• [Exercise prompt]: Print all the entries verbatim.

(Recorded data)
......
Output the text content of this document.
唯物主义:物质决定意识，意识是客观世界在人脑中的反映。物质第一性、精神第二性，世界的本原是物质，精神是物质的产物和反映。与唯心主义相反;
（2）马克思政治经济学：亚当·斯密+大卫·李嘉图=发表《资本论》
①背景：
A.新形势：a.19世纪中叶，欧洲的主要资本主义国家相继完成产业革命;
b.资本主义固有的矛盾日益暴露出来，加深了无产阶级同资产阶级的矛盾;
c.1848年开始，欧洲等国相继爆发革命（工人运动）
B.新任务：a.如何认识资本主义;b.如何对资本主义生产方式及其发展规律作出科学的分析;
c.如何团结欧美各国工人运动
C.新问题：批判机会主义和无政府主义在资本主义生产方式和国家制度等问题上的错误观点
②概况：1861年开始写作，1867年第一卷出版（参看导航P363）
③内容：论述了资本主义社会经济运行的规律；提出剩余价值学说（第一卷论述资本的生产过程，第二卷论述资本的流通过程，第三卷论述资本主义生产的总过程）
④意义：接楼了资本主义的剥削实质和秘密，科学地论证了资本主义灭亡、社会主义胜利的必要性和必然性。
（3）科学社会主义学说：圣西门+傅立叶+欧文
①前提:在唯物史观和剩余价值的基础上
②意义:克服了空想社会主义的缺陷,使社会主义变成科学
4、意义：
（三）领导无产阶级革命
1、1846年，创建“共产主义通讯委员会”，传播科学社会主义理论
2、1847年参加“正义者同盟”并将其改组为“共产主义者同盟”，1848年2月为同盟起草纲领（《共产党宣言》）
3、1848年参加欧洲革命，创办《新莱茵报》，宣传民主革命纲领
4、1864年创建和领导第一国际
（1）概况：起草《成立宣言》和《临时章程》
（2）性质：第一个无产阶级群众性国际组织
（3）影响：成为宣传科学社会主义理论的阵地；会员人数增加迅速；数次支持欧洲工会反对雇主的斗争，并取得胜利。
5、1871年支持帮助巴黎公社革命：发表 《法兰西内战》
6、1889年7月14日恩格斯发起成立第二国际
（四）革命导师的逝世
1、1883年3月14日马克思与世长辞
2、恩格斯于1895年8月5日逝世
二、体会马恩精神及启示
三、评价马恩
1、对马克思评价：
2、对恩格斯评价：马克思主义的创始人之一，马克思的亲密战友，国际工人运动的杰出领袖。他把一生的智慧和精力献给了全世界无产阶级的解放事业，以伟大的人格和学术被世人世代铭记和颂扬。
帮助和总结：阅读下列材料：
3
......
• [Solution to this problem]:
Output the text content of this document.
唯物主义:物质决定意识，意识是客观世界在人脑中的反映。物质第一性、精神第二性，世界的本原是物质，精神是物质的产物和反映。与唯心主义相反;
（2）马克思政治经济学：亚当·斯密+大卫·李嘉图=发表《资本论》
①背景：
A.新形势：a.19世纪中叶，欧洲的主要资本主义国家相继完成产业革命;
b.资本主义固有的矛盾日益暴露出来，加深了无产阶级同资产阶级的矛盾;
c.1848年开始，欧洲等国相继爆发革命（工人运动）
B.新任务：a.如何认识资本主义;b.如何对资本主义生产方式及其发展规律作出科学的分析;
c.如何团结欧美各国工人运动
C.新问题：批判机会主义和无政府主义在资本主义生产方式和国家制度等问题上的错误观点
②概况：1861年开始写作，1867年第一卷出版（参看导航P363）
③内容：论述了资本主义社会经济运行的规律；提出剩余价值学说（第一卷论述资本的生产过程，第二卷论述资本的流通过程，第三卷论述资本主义生产的总过程）
④意义：接楼了资本主义的剥削实质和秘密，科学地论证了资本主义灭亡、社会主义胜利的必要性和必然性。
（3）科学社会主义学说：圣西门+傅立叶+欧文
①前提:在唯物史观和剩余价值的基础上
②意义:克服了空想社会主义的缺陷,使社会主义变成科学
4、意义：
（三）领导无产阶级革命
1、1846年，创建“共产主义通讯委员会”，传播科学社会主义理论
2、1847年参加“正义者同盟”并将其改组为“共产主义者同盟”，1848年2月为同盟起草纲领（《共产党宣言》）
3、1848年参加欧洲革命，创办《新莱茵报》，宣传民主革命纲领
4、1864年创建和领导第一国际
（1）概况：起草《成立宣言》和《临时章程》
（2）性质：第一个无产阶级群众性国际组织
（3）影响：成为宣传科学社会主义理论的阵地；会员人数增加迅速；数次支持欧洲工会反对雇主的斗争，并取得胜利。
5、1871年支持帮助巴黎公社革命：发表 《法兰西内战》
6、1889年7月14日恩格斯发起成立第二国际
（四）革命导师的逝世
1、1883年3月14日马克思与世长辞
2、恩格斯于1895年8月5日逝世
二、体会马恩精神及启示
三、评价马恩
1、对马克思评价：
2、对恩格斯评价：马克思主义的创始人之一，马克思的亲密战友，国际工人运动的杰出领袖。他把一生的智慧和精力献给了全世界无产阶级的解放事业，以伟大的人格和学术被世人世代铭记和颂扬。
帮助和总结：阅读下列材料：
3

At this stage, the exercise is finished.